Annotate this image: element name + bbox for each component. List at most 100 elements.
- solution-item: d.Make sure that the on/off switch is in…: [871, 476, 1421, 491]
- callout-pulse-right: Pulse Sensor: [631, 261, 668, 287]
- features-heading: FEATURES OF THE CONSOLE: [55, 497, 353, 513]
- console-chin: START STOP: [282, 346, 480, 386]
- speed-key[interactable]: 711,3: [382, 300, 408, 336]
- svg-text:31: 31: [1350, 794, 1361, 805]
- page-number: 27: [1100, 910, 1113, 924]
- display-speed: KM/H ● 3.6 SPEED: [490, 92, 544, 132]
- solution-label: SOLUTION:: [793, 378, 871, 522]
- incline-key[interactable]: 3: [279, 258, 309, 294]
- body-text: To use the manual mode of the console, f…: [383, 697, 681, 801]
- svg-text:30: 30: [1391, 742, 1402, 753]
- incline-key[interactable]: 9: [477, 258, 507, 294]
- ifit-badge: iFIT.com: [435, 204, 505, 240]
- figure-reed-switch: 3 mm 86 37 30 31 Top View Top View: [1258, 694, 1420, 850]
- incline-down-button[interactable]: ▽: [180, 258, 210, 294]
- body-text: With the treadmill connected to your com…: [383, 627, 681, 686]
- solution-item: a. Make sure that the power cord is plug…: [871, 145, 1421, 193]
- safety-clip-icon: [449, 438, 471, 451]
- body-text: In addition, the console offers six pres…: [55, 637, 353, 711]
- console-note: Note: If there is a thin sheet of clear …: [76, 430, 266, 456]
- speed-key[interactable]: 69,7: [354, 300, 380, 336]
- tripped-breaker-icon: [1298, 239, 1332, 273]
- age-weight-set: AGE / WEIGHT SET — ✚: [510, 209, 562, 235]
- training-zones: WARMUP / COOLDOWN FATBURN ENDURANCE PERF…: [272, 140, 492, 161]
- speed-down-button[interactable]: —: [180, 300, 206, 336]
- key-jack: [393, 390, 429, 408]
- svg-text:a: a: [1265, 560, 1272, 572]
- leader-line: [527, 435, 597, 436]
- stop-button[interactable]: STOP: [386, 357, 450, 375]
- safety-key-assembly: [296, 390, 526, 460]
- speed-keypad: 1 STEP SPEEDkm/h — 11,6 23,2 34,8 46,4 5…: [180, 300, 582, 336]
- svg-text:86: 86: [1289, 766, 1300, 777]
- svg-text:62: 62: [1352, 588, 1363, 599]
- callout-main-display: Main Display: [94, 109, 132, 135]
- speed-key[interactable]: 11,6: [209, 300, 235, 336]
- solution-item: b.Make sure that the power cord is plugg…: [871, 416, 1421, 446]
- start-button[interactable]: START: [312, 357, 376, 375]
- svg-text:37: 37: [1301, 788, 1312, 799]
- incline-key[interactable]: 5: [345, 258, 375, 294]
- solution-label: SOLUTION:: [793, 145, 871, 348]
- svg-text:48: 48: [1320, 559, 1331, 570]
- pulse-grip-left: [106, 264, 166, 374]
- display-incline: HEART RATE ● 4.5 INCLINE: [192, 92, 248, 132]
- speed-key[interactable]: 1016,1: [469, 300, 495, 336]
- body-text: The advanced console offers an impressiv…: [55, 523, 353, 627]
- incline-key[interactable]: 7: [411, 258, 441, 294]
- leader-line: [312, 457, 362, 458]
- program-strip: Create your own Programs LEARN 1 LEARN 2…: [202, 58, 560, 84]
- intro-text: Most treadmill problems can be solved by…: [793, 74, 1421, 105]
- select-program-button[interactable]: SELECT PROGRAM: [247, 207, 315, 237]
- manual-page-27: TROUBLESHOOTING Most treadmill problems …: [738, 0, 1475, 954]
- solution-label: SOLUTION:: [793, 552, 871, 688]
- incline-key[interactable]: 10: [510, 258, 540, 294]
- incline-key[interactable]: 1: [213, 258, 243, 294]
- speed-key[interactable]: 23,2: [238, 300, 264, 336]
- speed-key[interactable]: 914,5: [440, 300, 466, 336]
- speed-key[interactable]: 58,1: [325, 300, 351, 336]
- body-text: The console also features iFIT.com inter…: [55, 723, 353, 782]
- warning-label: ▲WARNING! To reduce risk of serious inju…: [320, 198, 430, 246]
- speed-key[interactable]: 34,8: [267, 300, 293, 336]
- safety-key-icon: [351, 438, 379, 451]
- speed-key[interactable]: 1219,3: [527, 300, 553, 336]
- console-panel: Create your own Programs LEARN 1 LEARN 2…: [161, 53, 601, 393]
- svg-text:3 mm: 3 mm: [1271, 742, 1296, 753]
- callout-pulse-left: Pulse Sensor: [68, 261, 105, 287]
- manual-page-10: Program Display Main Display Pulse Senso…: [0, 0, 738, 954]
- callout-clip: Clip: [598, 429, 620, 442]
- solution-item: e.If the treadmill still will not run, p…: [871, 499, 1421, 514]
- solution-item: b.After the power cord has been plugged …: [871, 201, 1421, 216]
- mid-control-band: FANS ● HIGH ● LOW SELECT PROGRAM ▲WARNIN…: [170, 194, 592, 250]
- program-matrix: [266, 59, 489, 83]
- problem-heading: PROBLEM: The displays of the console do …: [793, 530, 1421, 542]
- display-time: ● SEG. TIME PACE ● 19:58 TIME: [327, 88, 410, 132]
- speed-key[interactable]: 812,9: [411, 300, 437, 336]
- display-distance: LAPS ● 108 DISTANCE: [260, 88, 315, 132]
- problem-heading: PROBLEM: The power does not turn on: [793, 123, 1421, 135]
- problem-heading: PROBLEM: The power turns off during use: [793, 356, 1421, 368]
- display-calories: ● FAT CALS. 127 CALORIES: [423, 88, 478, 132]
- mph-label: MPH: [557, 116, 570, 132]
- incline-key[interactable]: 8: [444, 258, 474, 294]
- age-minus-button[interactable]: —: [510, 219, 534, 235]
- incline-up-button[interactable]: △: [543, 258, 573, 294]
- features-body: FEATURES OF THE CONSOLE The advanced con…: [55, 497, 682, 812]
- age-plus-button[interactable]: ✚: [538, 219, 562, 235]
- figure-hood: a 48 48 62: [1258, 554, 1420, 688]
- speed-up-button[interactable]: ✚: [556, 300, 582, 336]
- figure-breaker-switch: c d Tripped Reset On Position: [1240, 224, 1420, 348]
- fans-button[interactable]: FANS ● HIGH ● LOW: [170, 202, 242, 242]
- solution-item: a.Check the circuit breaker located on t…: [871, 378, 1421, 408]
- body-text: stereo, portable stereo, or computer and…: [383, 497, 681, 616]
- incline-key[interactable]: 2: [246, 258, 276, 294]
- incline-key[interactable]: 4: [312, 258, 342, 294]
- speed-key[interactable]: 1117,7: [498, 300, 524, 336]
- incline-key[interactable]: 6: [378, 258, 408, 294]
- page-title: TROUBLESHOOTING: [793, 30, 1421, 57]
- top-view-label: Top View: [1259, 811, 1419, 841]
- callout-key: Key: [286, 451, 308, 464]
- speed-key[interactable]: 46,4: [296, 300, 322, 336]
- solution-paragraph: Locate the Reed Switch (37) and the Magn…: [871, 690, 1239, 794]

◇ ◇ ◇ ◇ ◇ ◇ ◇

_Aim of the exercise_
Give back all of the data above line for line, with every character unchanged.

_The solution_
Annotate this image: element name + bbox for each component. List at most 100 elements.
- solution-item: d.Make sure that the on/off switch is in…: [871, 476, 1421, 491]
- callout-pulse-right: Pulse Sensor: [631, 261, 668, 287]
- features-heading: FEATURES OF THE CONSOLE: [55, 497, 353, 513]
- console-chin: START STOP: [282, 346, 480, 386]
- speed-key[interactable]: 711,3: [382, 300, 408, 336]
- svg-text:31: 31: [1350, 794, 1361, 805]
- page-number: 27: [1100, 910, 1113, 924]
- display-speed: KM/H ● 3.6 SPEED: [490, 92, 544, 132]
- solution-label: SOLUTION:: [793, 378, 871, 522]
- incline-key[interactable]: 3: [279, 258, 309, 294]
- body-text: To use the manual mode of the console, f…: [383, 697, 681, 801]
- svg-text:30: 30: [1391, 742, 1402, 753]
- incline-key[interactable]: 9: [477, 258, 507, 294]
- ifit-badge: iFIT.com: [435, 204, 505, 240]
- figure-reed-switch: 3 mm 86 37 30 31 Top View Top View: [1258, 694, 1420, 850]
- incline-down-button[interactable]: ▽: [180, 258, 210, 294]
- body-text: With the treadmill connected to your com…: [383, 627, 681, 686]
- solution-item: a. Make sure that the power cord is plug…: [871, 145, 1421, 193]
- safety-clip-icon: [449, 438, 471, 451]
- body-text: In addition, the console offers six pres…: [55, 637, 353, 711]
- console-note: Note: If there is a thin sheet of clear …: [76, 430, 266, 456]
- speed-key[interactable]: 69,7: [354, 300, 380, 336]
- tripped-breaker-icon: [1298, 239, 1332, 273]
- age-weight-set: AGE / WEIGHT SET — ✚: [510, 209, 562, 235]
- training-zones: WARMUP / COOLDOWN FATBURN ENDURANCE PERF…: [272, 140, 492, 161]
- speed-down-button[interactable]: —: [180, 300, 206, 336]
- key-jack: [393, 390, 429, 408]
- svg-text:a: a: [1265, 560, 1272, 572]
- leader-line: [527, 435, 597, 436]
- stop-button[interactable]: STOP: [386, 357, 450, 375]
- safety-key-assembly: [296, 390, 526, 460]
- speed-keypad: 1 STEP SPEEDkm/h — 11,6 23,2 34,8 46,4 5…: [180, 300, 582, 336]
- svg-text:86: 86: [1289, 766, 1300, 777]
- svg-text:62: 62: [1352, 588, 1363, 599]
- callout-main-display: Main Display: [94, 109, 132, 135]
- speed-key[interactable]: 11,6: [209, 300, 235, 336]
- solution-item: b.Make sure that the power cord is plugg…: [871, 416, 1421, 446]
- start-button[interactable]: START: [312, 357, 376, 375]
- svg-text:37: 37: [1301, 788, 1312, 799]
- incline-key[interactable]: 5: [345, 258, 375, 294]
- solution-label: SOLUTION:: [793, 145, 871, 348]
- svg-text:48: 48: [1320, 559, 1331, 570]
- pulse-grip-left: [106, 264, 166, 374]
- display-incline: HEART RATE ● 4.5 INCLINE: [192, 92, 248, 132]
- speed-key[interactable]: 1016,1: [469, 300, 495, 336]
- body-text: The advanced console offers an impressiv…: [55, 523, 353, 627]
- incline-key[interactable]: 7: [411, 258, 441, 294]
- leader-line: [312, 457, 362, 458]
- program-strip: Create your own Programs LEARN 1 LEARN 2…: [202, 58, 560, 84]
- intro-text: Most treadmill problems can be solved by…: [793, 74, 1421, 105]
- select-program-button[interactable]: SELECT PROGRAM: [247, 207, 315, 237]
- manual-page-27: TROUBLESHOOTING Most treadmill problems …: [738, 0, 1475, 954]
- solution-label: SOLUTION:: [793, 552, 871, 688]
- incline-key[interactable]: 10: [510, 258, 540, 294]
- incline-key[interactable]: 1: [213, 258, 243, 294]
- speed-key[interactable]: 23,2: [238, 300, 264, 336]
- speed-key[interactable]: 914,5: [440, 300, 466, 336]
- speed-key[interactable]: 58,1: [325, 300, 351, 336]
- body-text: The console also features iFIT.com inter…: [55, 723, 353, 782]
- warning-label: ▲WARNING! To reduce risk of serious inju…: [320, 198, 430, 246]
- speed-key[interactable]: 34,8: [267, 300, 293, 336]
- safety-key-icon: [351, 438, 379, 451]
- speed-key[interactable]: 1219,3: [527, 300, 553, 336]
- console-panel: Create your own Programs LEARN 1 LEARN 2…: [161, 53, 601, 393]
- svg-text:3 mm: 3 mm: [1271, 742, 1296, 753]
- callout-pulse-left: Pulse Sensor: [68, 261, 105, 287]
- manual-page-10: Program Display Main Display Pulse Senso…: [0, 0, 738, 954]
- callout-clip: Clip: [598, 429, 620, 442]
- solution-item: e.If the treadmill still will not run, p…: [871, 499, 1421, 514]
- solution-item: b.After the power cord has been plugged …: [871, 201, 1421, 216]
- mid-control-band: FANS ● HIGH ● LOW SELECT PROGRAM ▲WARNIN…: [170, 194, 592, 250]
- program-matrix: [266, 59, 489, 83]
- problem-heading: PROBLEM: The displays of the console do …: [793, 530, 1421, 542]
- display-time: ● SEG. TIME PACE ● 19:58 TIME: [327, 88, 410, 132]
- speed-key[interactable]: 812,9: [411, 300, 437, 336]
- display-distance: LAPS ● 108 DISTANCE: [260, 88, 315, 132]
- problem-heading: PROBLEM: The power does not turn on: [793, 123, 1421, 135]
- problem-heading: PROBLEM: The power turns off during use: [793, 356, 1421, 368]
- display-calories: ● FAT CALS. 127 CALORIES: [423, 88, 478, 132]
- mph-label: MPH: [557, 116, 570, 132]
- incline-key[interactable]: 8: [444, 258, 474, 294]
- age-minus-button[interactable]: —: [510, 219, 534, 235]
- incline-up-button[interactable]: △: [543, 258, 573, 294]
- features-body: FEATURES OF THE CONSOLE The advanced con…: [55, 497, 682, 812]
- age-plus-button[interactable]: ✚: [538, 219, 562, 235]
- figure-hood: a 48 48 62: [1258, 554, 1420, 688]
- speed-up-button[interactable]: ✚: [556, 300, 582, 336]
- figure-breaker-switch: c d Tripped Reset On Position: [1240, 224, 1420, 348]
- fans-button[interactable]: FANS ● HIGH ● LOW: [170, 202, 242, 242]
- solution-item: a.Check the circuit breaker located on t…: [871, 378, 1421, 408]
- body-text: stereo, portable stereo, or computer and…: [383, 497, 681, 616]
- incline-key[interactable]: 2: [246, 258, 276, 294]
- incline-key[interactable]: 4: [312, 258, 342, 294]
- speed-key[interactable]: 1117,7: [498, 300, 524, 336]
- incline-key[interactable]: 6: [378, 258, 408, 294]
- page-title: TROUBLESHOOTING: [793, 30, 1421, 57]
- top-view-label: Top View: [1259, 811, 1419, 841]
- callout-key: Key: [286, 451, 308, 464]
- speed-key[interactable]: 46,4: [296, 300, 322, 336]
- solution-paragraph: Locate the Reed Switch (37) and the Magn…: [871, 690, 1239, 794]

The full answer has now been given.